• Your instructions: Transcribe the material in full, exactly as written.

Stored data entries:
* begin *

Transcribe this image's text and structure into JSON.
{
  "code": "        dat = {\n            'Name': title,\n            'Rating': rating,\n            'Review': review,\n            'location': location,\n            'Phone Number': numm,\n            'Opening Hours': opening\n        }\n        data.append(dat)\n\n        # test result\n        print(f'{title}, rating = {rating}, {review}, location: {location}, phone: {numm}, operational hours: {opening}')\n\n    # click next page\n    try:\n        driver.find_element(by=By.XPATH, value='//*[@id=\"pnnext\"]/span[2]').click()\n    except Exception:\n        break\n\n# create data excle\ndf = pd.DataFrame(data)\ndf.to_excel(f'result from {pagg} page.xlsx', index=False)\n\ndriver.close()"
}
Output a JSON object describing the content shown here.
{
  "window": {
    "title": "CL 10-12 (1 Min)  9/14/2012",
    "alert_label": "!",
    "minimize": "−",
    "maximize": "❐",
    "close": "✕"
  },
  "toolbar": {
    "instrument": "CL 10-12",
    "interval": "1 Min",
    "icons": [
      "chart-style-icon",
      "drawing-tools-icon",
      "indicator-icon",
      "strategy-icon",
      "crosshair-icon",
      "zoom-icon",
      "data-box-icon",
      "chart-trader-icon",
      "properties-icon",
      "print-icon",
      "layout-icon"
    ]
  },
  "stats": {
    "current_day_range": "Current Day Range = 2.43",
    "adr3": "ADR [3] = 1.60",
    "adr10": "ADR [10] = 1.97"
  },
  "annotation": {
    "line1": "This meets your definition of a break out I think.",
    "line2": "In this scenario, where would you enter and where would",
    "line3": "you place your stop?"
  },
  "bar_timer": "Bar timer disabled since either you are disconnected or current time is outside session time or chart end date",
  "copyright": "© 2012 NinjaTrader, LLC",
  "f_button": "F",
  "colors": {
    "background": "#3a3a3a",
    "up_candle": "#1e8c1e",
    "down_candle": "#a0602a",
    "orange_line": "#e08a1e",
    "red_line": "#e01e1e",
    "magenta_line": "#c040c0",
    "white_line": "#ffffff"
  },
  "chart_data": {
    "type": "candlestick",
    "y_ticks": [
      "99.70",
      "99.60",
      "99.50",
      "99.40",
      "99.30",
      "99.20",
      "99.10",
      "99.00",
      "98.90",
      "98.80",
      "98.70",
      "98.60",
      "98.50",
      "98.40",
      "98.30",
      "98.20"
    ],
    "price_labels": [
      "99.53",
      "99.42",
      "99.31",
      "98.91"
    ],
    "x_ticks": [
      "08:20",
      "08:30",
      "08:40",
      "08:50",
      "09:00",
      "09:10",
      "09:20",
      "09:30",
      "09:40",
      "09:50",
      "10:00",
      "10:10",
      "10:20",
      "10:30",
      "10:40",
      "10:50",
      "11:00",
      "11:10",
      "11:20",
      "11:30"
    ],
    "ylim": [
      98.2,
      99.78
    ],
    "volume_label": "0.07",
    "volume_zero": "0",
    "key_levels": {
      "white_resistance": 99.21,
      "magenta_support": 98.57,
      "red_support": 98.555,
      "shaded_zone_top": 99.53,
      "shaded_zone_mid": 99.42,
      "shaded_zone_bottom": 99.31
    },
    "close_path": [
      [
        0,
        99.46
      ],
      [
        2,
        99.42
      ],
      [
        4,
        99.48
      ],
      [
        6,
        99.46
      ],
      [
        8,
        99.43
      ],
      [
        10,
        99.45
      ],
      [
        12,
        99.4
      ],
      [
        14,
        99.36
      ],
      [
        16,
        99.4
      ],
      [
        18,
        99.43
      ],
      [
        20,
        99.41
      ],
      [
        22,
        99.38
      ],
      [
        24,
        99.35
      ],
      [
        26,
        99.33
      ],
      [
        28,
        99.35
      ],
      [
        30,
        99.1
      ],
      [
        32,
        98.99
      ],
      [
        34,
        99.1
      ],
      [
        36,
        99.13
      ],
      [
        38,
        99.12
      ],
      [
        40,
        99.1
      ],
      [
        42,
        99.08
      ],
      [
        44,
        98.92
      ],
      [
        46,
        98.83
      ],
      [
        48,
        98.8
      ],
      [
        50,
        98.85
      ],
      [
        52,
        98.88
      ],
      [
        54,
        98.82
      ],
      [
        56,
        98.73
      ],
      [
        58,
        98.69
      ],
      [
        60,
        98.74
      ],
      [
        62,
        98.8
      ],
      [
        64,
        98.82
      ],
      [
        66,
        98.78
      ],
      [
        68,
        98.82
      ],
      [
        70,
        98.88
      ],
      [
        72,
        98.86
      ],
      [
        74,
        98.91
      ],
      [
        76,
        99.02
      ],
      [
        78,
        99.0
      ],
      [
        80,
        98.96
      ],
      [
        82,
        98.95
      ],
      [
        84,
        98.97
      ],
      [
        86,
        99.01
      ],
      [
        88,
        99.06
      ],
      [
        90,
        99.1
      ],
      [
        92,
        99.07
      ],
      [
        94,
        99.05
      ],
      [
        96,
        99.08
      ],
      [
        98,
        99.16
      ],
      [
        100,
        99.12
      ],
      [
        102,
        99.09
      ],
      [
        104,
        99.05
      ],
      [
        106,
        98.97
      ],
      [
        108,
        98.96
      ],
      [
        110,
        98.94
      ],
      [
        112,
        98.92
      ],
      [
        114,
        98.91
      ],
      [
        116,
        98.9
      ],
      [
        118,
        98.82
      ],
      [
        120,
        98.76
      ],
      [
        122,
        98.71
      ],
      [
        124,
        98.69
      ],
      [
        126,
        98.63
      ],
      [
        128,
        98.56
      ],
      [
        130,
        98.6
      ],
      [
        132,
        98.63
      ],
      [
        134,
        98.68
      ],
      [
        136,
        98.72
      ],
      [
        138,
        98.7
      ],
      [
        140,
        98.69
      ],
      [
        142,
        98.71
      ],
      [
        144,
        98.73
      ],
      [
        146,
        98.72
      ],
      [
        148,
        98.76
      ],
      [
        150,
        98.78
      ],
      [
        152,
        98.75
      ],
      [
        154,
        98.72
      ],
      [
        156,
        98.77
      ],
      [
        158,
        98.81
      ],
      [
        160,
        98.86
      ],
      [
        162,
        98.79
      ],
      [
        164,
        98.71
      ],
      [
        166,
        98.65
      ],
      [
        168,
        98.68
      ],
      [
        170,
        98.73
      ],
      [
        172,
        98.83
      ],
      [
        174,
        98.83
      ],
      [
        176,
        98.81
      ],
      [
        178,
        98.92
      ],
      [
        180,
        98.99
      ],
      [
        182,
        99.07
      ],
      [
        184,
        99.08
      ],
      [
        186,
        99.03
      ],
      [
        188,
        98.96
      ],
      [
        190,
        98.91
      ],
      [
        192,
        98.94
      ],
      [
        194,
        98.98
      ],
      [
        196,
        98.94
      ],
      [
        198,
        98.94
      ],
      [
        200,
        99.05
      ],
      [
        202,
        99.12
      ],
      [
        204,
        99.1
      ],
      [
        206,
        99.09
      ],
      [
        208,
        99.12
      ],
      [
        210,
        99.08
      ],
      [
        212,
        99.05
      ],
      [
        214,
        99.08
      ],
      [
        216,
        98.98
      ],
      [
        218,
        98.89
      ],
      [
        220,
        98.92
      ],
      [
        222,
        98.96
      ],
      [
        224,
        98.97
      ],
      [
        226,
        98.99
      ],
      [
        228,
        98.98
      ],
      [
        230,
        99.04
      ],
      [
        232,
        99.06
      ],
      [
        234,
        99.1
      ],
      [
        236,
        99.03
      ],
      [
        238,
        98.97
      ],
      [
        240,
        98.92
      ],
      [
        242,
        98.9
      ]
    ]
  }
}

* end *

• Task solution:
Transcribe this image's text and structure into JSON.
{
  "code": "        dat = {\n            'Name': title,\n            'Rating': rating,\n            'Review': review,\n            'location': location,\n            'Phone Number': numm,\n            'Opening Hours': opening\n        }\n        data.append(dat)\n\n        # test result\n        print(f'{title}, rating = {rating}, {review}, location: {location}, phone: {numm}, operational hours: {opening}')\n\n    # click next page\n    try:\n        driver.find_element(by=By.XPATH, value='//*[@id=\"pnnext\"]/span[2]').click()\n    except Exception:\n        break\n\n# create data excle\ndf = pd.DataFrame(data)\ndf.to_excel(f'result from {pagg} page.xlsx', index=False)\n\ndriver.close()"
}
Output a JSON object describing the content shown here.
{
  "window": {
    "title": "CL 10-12 (1 Min)  9/14/2012",
    "alert_label": "!",
    "minimize": "−",
    "maximize": "❐",
    "close": "✕"
  },
  "toolbar": {
    "instrument": "CL 10-12",
    "interval": "1 Min",
    "icons": [
      "chart-style-icon",
      "drawing-tools-icon",
      "indicator-icon",
      "strategy-icon",
      "crosshair-icon",
      "zoom-icon",
      "data-box-icon",
      "chart-trader-icon",
      "properties-icon",
      "print-icon",
      "layout-icon"
    ]
  },
  "stats": {
    "current_day_range": "Current Day Range = 2.43",
    "adr3": "ADR [3] = 1.60",
    "adr10": "ADR [10] = 1.97"
  },
  "annotation": {
    "line1": "This meets your definition of a break out I think.",
    "line2": "In this scenario, where would you enter and where would",
    "line3": "you place your stop?"
  },
  "bar_timer": "Bar timer disabled since either you are disconnected or current time is outside session time or chart end date",
  "copyright": "© 2012 NinjaTrader, LLC",
  "f_button": "F",
  "colors": {
    "background": "#3a3a3a",
    "up_candle": "#1e8c1e",
    "down_candle": "#a0602a",
    "orange_line": "#e08a1e",
    "red_line": "#e01e1e",
    "magenta_line": "#c040c0",
    "white_line": "#ffffff"
  },
  "chart_data": {
    "type": "candlestick",
    "y_ticks": [
      "99.70",
      "99.60",
      "99.50",
      "99.40",
      "99.30",
      "99.20",
      "99.10",
      "99.00",
      "98.90",
      "98.80",
      "98.70",
      "98.60",
      "98.50",
      "98.40",
      "98.30",
      "98.20"
    ],
    "price_labels": [
      "99.53",
      "99.42",
      "99.31",
      "98.91"
    ],
    "x_ticks": [
      "08:20",
      "08:30",
      "08:40",
      "08:50",
      "09:00",
      "09:10",
      "09:20",
      "09:30",
      "09:40",
      "09:50",
      "10:00",
      "10:10",
      "10:20",
      "10:30",
      "10:40",
      "10:50",
      "11:00",
      "11:10",
      "11:20",
      "11:30"
    ],
    "ylim": [
      98.2,
      99.78
    ],
    "volume_label": "0.07",
    "volume_zero": "0",
    "key_levels": {
      "white_resistance": 99.21,
      "magenta_support": 98.57,
      "red_support": 98.555,
      "shaded_zone_top": 99.53,
      "shaded_zone_mid": 99.42,
      "shaded_zone_bottom": 99.31
    },
    "close_path": [
      [
        0,
        99.46
      ],
      [
        2,
        99.42
      ],
      [
        4,
        99.48
      ],
      [
        6,
        99.46
      ],
      [
        8,
        99.43
      ],
      [
        10,
        99.45
      ],
      [
        12,
        99.4
      ],
      [
        14,
        99.36
      ],
      [
        16,
        99.4
      ],
      [
        18,
        99.43
      ],
      [
        20,
        99.41
      ],
      [
        22,
        99.38
      ],
      [
        24,
        99.35
      ],
      [
        26,
        99.33
      ],
      [
        28,
        99.35
      ],
      [
        30,
        99.1
      ],
      [
        32,
        98.99
      ],
      [
        34,
        99.1
      ],
      [
        36,
        99.13
      ],
      [
        38,
        99.12
      ],
      [
        40,
        99.1
      ],
      [
        42,
        99.08
      ],
      [
        44,
        98.92
      ],
      [
        46,
        98.83
      ],
      [
        48,
        98.8
      ],
      [
        50,
        98.85
      ],
      [
        52,
        98.88
      ],
      [
        54,
        98.82
      ],
      [
        56,
        98.73
      ],
      [
        58,
        98.69
      ],
      [
        60,
        98.74
      ],
      [
        62,
        98.8
      ],
      [
        64,
        98.82
      ],
      [
        66,
        98.78
      ],
      [
        68,
        98.82
      ],
      [
        70,
        98.88
      ],
      [
        72,
        98.86
      ],
      [
        74,
        98.91
      ],
      [
        76,
        99.02
      ],
      [
        78,
        99.0
      ],
      [
        80,
        98.96
      ],
      [
        82,
        98.95
      ],
      [
        84,
        98.97
      ],
      [
        86,
        99.01
      ],
      [
        88,
        99.06
      ],
      [
        90,
        99.1
      ],
      [
        92,
        99.07
      ],
      [
        94,
        99.05
      ],
      [
        96,
        99.08
      ],
      [
        98,
        99.16
      ],
      [
        100,
        99.12
      ],
      [
        102,
        99.09
      ],
      [
        104,
        99.05
      ],
      [
        106,
        98.97
      ],
      [
        108,
        98.96
      ],
      [
        110,
        98.94
      ],
      [
        112,
        98.92
      ],
      [
        114,
        98.91
      ],
      [
        116,
        98.9
      ],
      [
        118,
        98.82
      ],
      [
        120,
        98.76
      ],
      [
        122,
        98.71
      ],
      [
        124,
        98.69
      ],
      [
        126,
        98.63
      ],
      [
        128,
        98.56
      ],
      [
        130,
        98.6
      ],
      [
        132,
        98.63
      ],
      [
        134,
        98.68
      ],
      [
        136,
        98.72
      ],
      [
        138,
        98.7
      ],
      [
        140,
        98.69
      ],
      [
        142,
        98.71
      ],
      [
        144,
        98.73
      ],
      [
        146,
        98.72
      ],
      [
        148,
        98.76
      ],
      [
        150,
        98.78
      ],
      [
        152,
        98.75
      ],
      [
        154,
        98.72
      ],
      [
        156,
        98.77
      ],
      [
        158,
        98.81
      ],
      [
        160,
        98.86
      ],
      [
        162,
        98.79
      ],
      [
        164,
        98.71
      ],
      [
        166,
        98.65
      ],
      [
        168,
        98.68
      ],
      [
        170,
        98.73
      ],
      [
        172,
        98.83
      ],
      [
        174,
        98.83
      ],
      [
        176,
        98.81
      ],
      [
        178,
        98.92
      ],
      [
        180,
        98.99
      ],
      [
        182,
        99.07
      ],
      [
        184,
        99.08
      ],
      [
        186,
        99.03
      ],
      [
        188,
        98.96
      ],
      [
        190,
        98.91
      ],
      [
        192,
        98.94
      ],
      [
        194,
        98.98
      ],
      [
        196,
        98.94
      ],
      [
        198,
        98.94
      ],
      [
        200,
        99.05
      ],
      [
        202,
        99.12
      ],
      [
        204,
        99.1
      ],
      [
        206,
        99.09
      ],
      [
        208,
        99.12
      ],
      [
        210,
        99.08
      ],
      [
        212,
        99.05
      ],
      [
        214,
        99.08
      ],
      [
        216,
        98.98
      ],
      [
        218,
        98.89
      ],
      [
        220,
        98.92
      ],
      [
        222,
        98.96
      ],
      [
        224,
        98.97
      ],
      [
        226,
        98.99
      ],
      [
        228,
        98.98
      ],
      [
        230,
        99.04
      ],
      [
        232,
        99.06
      ],
      [
        234,
        99.1
      ],
      [
        236,
        99.03
      ],
      [
        238,
        98.97
      ],
      [
        240,
        98.92
      ],
      [
        242,
        98.9
      ]
    ]
  }
}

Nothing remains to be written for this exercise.